§ Listed records
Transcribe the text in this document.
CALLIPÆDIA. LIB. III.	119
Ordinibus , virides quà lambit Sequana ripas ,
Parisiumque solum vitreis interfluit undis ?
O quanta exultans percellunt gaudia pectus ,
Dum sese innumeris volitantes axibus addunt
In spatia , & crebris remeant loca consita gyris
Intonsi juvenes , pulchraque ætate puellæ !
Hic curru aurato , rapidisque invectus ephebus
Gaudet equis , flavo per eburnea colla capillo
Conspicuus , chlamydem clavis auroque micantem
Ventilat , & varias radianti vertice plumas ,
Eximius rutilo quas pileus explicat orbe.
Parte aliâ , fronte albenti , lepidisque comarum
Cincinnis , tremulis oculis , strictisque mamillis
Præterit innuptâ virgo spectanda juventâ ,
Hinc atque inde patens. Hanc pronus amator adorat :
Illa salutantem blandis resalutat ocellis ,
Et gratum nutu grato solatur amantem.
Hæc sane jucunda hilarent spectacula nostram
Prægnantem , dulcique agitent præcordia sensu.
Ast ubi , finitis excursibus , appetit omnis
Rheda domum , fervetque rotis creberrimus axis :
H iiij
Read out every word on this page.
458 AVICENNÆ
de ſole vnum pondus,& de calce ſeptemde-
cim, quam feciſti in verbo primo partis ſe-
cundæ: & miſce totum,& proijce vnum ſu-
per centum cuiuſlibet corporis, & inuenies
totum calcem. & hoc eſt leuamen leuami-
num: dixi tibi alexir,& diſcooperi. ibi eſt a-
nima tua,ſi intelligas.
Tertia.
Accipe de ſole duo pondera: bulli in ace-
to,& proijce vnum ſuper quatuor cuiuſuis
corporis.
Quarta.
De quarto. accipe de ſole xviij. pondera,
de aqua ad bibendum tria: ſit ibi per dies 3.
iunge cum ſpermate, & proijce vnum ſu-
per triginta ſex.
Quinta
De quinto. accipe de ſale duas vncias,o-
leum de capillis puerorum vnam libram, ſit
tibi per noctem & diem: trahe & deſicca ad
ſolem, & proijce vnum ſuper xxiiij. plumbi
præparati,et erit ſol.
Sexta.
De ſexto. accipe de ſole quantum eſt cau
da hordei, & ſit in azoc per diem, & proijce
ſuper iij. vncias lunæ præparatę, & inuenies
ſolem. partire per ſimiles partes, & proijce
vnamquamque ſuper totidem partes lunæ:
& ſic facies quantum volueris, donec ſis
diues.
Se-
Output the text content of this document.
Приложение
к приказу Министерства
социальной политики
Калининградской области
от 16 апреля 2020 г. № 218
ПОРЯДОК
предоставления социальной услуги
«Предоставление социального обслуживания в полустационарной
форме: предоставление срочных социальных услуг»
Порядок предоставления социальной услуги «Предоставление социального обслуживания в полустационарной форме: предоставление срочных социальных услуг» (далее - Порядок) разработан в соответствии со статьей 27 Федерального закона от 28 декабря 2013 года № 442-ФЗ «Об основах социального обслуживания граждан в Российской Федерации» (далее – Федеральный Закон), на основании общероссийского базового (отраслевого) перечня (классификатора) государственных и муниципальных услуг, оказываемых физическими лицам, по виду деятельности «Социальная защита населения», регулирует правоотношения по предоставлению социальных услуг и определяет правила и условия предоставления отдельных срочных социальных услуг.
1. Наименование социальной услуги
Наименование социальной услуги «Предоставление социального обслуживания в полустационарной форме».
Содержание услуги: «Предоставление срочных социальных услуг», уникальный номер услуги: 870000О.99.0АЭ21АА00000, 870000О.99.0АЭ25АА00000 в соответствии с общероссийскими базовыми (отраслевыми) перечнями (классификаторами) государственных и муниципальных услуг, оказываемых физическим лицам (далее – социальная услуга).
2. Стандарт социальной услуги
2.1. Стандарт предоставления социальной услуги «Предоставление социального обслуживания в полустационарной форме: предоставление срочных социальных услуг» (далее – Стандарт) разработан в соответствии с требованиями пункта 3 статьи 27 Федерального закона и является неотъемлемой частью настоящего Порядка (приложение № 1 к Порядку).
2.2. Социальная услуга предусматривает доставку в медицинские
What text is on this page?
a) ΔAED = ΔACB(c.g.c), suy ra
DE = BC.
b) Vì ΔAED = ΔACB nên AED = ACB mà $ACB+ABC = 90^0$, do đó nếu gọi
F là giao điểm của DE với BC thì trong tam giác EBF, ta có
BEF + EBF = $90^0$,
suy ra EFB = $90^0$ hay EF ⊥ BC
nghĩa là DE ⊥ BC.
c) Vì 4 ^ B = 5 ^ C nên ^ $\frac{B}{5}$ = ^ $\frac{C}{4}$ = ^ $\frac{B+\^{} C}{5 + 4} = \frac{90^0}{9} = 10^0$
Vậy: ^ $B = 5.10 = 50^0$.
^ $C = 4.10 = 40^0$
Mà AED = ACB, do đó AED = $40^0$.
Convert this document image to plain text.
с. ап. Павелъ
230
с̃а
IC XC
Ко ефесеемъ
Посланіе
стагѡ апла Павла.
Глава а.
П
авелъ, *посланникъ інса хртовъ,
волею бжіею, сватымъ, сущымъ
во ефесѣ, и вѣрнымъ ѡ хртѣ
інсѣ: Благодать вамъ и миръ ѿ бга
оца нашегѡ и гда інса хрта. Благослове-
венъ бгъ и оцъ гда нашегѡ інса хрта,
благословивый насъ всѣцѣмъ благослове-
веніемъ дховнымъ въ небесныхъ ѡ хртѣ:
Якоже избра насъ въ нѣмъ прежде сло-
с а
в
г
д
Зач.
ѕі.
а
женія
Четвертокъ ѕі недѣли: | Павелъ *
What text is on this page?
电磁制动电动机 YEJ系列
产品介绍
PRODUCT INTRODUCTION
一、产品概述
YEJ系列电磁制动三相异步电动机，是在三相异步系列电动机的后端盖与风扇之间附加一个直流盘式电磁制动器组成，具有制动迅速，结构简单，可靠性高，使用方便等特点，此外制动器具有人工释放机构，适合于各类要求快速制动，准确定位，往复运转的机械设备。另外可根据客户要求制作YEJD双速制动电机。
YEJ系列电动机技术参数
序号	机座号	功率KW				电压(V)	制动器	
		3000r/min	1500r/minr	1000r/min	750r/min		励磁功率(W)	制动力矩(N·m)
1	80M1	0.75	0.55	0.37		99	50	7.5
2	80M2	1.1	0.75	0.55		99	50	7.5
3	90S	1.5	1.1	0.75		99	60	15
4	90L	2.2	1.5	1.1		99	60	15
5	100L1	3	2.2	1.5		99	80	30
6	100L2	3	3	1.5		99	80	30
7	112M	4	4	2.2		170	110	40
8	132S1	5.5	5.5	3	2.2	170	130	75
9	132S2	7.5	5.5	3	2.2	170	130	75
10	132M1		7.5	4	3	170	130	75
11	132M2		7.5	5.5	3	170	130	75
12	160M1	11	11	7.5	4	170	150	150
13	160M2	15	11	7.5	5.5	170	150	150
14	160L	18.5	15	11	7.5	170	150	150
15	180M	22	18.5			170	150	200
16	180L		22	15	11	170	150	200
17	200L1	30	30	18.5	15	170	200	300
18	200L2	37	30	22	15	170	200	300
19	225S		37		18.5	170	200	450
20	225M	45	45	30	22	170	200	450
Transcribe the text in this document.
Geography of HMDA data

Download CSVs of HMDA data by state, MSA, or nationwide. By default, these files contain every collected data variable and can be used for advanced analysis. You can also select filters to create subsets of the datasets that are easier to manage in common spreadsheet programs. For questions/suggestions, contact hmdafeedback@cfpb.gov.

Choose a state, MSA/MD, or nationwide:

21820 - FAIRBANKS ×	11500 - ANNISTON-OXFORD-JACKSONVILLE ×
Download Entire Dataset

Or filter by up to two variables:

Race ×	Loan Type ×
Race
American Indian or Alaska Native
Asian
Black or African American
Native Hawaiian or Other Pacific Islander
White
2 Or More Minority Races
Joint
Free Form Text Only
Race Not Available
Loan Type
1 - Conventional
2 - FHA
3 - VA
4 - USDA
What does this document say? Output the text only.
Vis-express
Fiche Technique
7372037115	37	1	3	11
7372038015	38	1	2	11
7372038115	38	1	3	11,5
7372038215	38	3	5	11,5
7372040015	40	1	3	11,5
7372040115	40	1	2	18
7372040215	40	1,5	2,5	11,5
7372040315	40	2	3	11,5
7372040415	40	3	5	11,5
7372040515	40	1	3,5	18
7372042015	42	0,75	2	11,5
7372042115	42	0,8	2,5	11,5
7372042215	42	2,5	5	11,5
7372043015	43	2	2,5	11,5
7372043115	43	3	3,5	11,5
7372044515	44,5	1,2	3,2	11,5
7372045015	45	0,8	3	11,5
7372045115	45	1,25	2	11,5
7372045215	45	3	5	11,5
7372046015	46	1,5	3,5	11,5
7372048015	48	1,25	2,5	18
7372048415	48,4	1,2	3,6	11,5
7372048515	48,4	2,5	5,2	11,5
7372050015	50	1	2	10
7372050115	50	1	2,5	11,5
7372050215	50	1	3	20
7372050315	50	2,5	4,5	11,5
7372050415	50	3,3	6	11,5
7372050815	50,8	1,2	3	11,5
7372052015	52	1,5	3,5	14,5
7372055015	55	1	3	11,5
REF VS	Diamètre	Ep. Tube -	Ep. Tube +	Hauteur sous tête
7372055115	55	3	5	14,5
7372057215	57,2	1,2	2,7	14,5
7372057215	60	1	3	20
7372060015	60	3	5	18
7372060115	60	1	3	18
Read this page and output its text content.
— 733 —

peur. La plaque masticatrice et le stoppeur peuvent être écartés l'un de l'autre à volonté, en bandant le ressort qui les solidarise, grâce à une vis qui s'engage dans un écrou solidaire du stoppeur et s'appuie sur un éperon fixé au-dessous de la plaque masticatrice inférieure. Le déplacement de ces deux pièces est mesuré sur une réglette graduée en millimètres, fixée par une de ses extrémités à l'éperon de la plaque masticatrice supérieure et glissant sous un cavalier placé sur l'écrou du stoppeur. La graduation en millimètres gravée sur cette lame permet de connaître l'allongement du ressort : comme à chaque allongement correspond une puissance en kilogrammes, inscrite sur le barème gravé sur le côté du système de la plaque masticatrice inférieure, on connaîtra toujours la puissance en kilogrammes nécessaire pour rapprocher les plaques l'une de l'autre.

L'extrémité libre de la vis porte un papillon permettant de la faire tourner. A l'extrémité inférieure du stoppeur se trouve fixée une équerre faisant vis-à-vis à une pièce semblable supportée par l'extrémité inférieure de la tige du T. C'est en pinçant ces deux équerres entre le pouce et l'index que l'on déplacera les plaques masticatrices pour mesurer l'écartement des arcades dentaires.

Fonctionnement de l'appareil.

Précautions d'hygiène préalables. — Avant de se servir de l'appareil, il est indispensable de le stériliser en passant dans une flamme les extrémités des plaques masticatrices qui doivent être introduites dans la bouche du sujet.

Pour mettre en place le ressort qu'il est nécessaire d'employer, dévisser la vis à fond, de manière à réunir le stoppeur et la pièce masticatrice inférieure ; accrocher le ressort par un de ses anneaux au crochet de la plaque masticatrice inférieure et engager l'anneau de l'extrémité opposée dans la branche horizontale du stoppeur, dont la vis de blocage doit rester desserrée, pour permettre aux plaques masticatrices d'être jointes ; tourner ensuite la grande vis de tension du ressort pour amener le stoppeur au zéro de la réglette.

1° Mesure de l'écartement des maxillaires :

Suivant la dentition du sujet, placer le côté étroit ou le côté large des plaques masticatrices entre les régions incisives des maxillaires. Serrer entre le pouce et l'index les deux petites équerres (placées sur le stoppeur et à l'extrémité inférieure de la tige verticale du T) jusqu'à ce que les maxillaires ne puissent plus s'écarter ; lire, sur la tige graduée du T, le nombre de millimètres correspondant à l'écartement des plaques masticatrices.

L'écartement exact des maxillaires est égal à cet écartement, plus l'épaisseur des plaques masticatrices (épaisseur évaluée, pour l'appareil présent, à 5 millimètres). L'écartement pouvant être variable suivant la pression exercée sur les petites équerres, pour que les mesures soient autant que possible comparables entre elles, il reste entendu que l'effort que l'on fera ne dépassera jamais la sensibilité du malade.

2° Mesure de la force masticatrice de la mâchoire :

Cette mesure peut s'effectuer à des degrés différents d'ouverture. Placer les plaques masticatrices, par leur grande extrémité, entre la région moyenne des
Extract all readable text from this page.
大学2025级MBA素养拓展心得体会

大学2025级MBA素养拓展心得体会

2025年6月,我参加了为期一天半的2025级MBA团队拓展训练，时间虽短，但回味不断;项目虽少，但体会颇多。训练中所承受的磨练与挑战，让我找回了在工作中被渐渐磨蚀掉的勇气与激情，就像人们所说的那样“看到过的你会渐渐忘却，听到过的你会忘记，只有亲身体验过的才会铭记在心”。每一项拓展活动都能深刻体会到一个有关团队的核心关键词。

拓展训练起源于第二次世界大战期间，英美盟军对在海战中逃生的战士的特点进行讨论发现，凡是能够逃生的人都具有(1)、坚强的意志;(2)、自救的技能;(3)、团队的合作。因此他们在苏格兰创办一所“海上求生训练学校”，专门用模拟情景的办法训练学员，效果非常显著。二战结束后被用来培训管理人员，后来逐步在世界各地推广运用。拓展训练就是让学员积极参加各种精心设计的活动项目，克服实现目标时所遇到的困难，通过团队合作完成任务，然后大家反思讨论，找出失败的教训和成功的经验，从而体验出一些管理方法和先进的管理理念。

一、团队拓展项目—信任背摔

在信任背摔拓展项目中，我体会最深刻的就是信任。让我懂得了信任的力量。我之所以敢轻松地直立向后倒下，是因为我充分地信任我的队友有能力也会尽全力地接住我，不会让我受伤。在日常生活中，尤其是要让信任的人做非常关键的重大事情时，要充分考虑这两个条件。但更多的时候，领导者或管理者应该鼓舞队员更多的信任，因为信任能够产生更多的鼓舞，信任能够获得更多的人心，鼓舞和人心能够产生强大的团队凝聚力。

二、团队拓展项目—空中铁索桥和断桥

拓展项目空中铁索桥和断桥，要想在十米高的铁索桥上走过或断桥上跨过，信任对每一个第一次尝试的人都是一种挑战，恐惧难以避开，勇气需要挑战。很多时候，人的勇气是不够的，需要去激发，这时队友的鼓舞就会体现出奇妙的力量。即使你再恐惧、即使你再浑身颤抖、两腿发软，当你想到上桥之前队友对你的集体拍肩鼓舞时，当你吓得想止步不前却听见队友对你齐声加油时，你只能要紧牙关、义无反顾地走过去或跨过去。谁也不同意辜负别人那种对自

§ Instructions for the task
Check every line for "предоставления" and show the ones that have it.

§ Response
предоставления социальной услуги
Порядок предоставления социальной услуги «Предоставление социального обслуживания в полустационарной форме: предоставление срочных социальных услуг» (далее - Порядок) разработан в соответствии со статьей 27 Федерального закона от 28 декабря 2013 года № 442-ФЗ «Об основах социального обслуживания граждан в Российской Федерации» (далее – Федеральный Закон), на основании общероссийского базового (отраслевого) перечня (классификатора) государственных и муниципальных услуг, оказываемых физическими лицам, по виду деятельности «Социальная защита населения», регулирует правоотношения по предоставлению социальных услуг и определяет правила и условия предоставления отдельных срочных социальных услуг.
2.1. Стандарт предоставления социальной услуги «Предоставление социального обслуживания в полустационарной форме: предоставление срочных социальных услуг» (далее – Стандарт) разработан в соответствии с требованиями пункта 3 статьи 27 Федерального закона и является неотъемлемой частью настоящего Порядка (приложение № 1 к Порядку).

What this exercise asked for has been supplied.